What to produce.
For each line that holds "value", copy the line out.
________________________________________
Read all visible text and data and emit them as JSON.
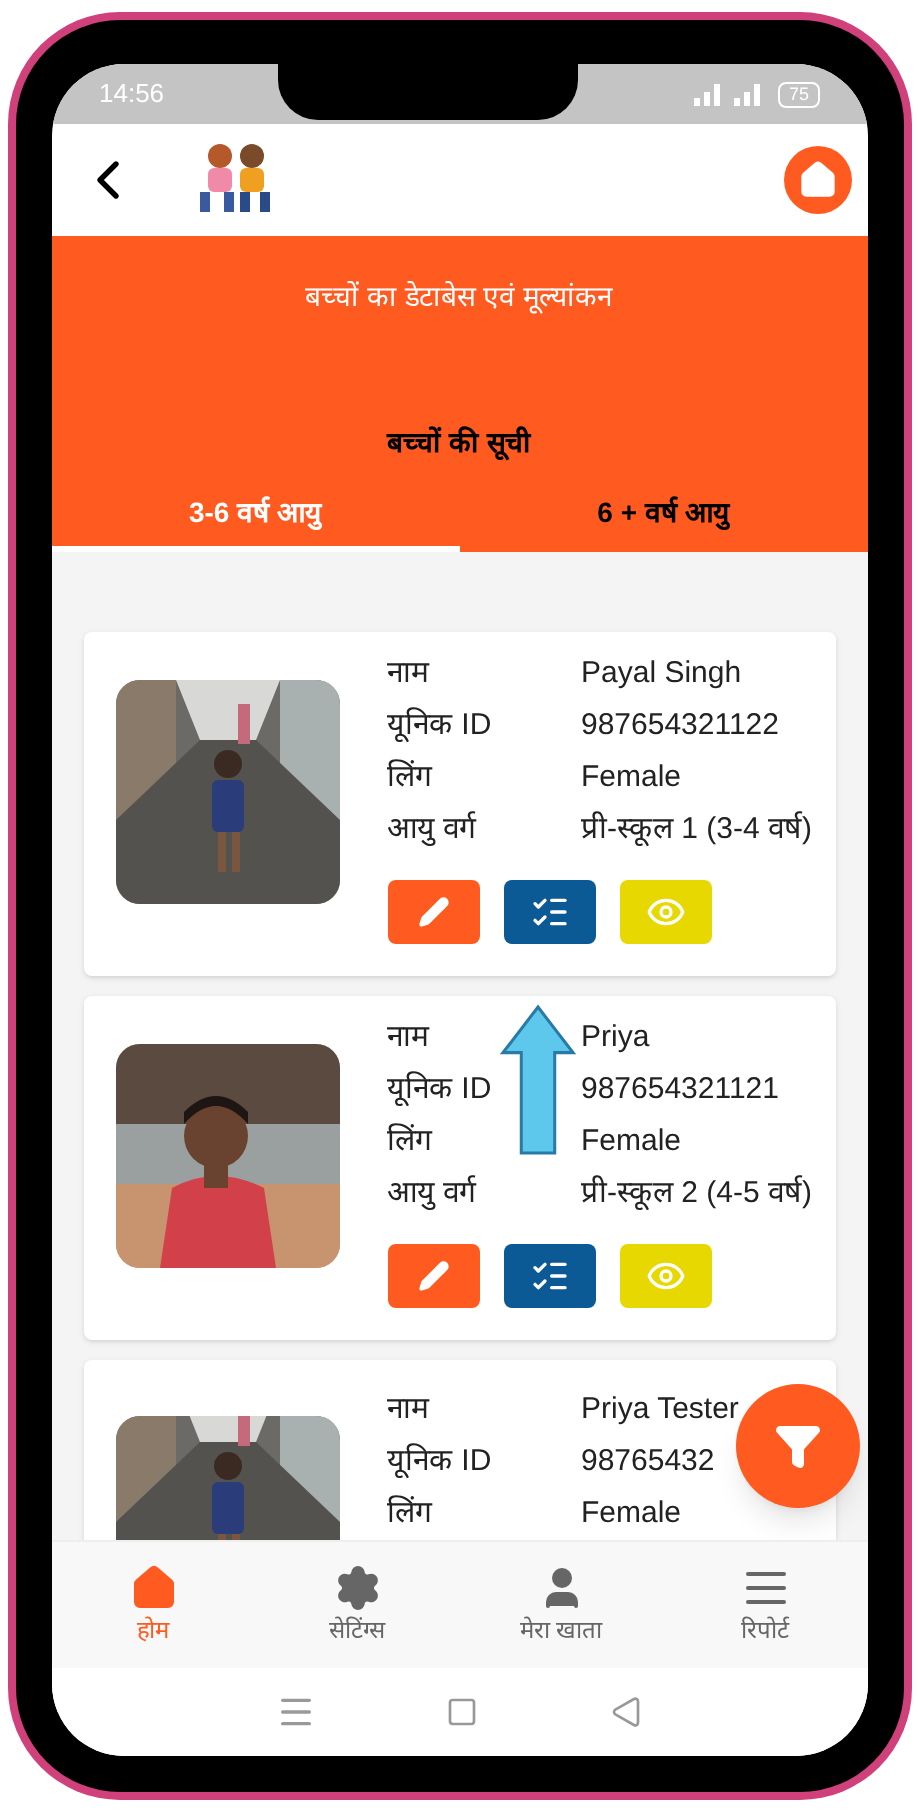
{
  "status_bar": {
    "time": "14:56",
    "battery": "75"
  },
  "header": {
    "title": "बच्चों का  डेटाबेस एवं मूल्यांकन",
    "subtitle": "बच्चों की सूची"
  },
  "tabs": [
    {
      "label": "3-6 वर्ष आयु",
      "selected": true
    },
    {
      "label": "6 + वर्ष आयु",
      "selected": false
    }
  ],
  "children": [
    {
      "kind": "picture",
      "fields": [
        {
          "label": "नाम",
          "value": "Payal Singh"
        },
        {
          "label": "यूनिक ID",
          "value": "987654321122"
        },
        {
          "label": "लिंग",
          "value": "Female"
        },
        {
          "label": "आयु वर्ग",
          "value": "प्री-स्कूल 1 (3-4 वर्ष)"
        }
      ]
    },
    {
      "kind": "picture",
      "fields": [
        {
          "label": "नाम",
          "value": "Priya"
        },
        {
          "label": "यूनिक ID",
          "value": "987654321121"
        },
        {
          "label": "लिंग",
          "value": "Female"
        },
        {
          "label": "आयु वर्ग",
          "value": "प्री-स्कूल 2 (4-5 वर्ष)"
        }
      ]
    },
    {
      "kind": "picture",
      "fields": [
        {
          "label": "नाम",
          "value": "Priya Tester"
        },
        {
          "label": "यूनिक ID",
          "value": "98765432"
        },
        {
          "label": "लिंग",
          "value": "Female"
        }
      ]
    }
  ],
  "bottom_nav": [
    {
      "label": "होम",
      "selected": true
    },
    {
      "label": "सेटिंग्स",
      "selected": false
    },
    {
      "label": "मेरा खाता",
      "selected": false
    },
    {
      "label": "रिपोर्ट",
      "selected": false
    }
  ]
}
________________________________________
Output of the task.
          "value": "Payal Singh"
          "value": "987654321122"
          "value": "Female"
          "value": "प्री-स्कूल 1 (3-4 वर्ष)"
          "value": "Priya"
          "value": "987654321121"
          "value": "Female"
          "value": "प्री-स्कूल 2 (4-5 वर्ष)"
          "value": "Priya Tester"
          "value": "98765432"
          "value": "Female"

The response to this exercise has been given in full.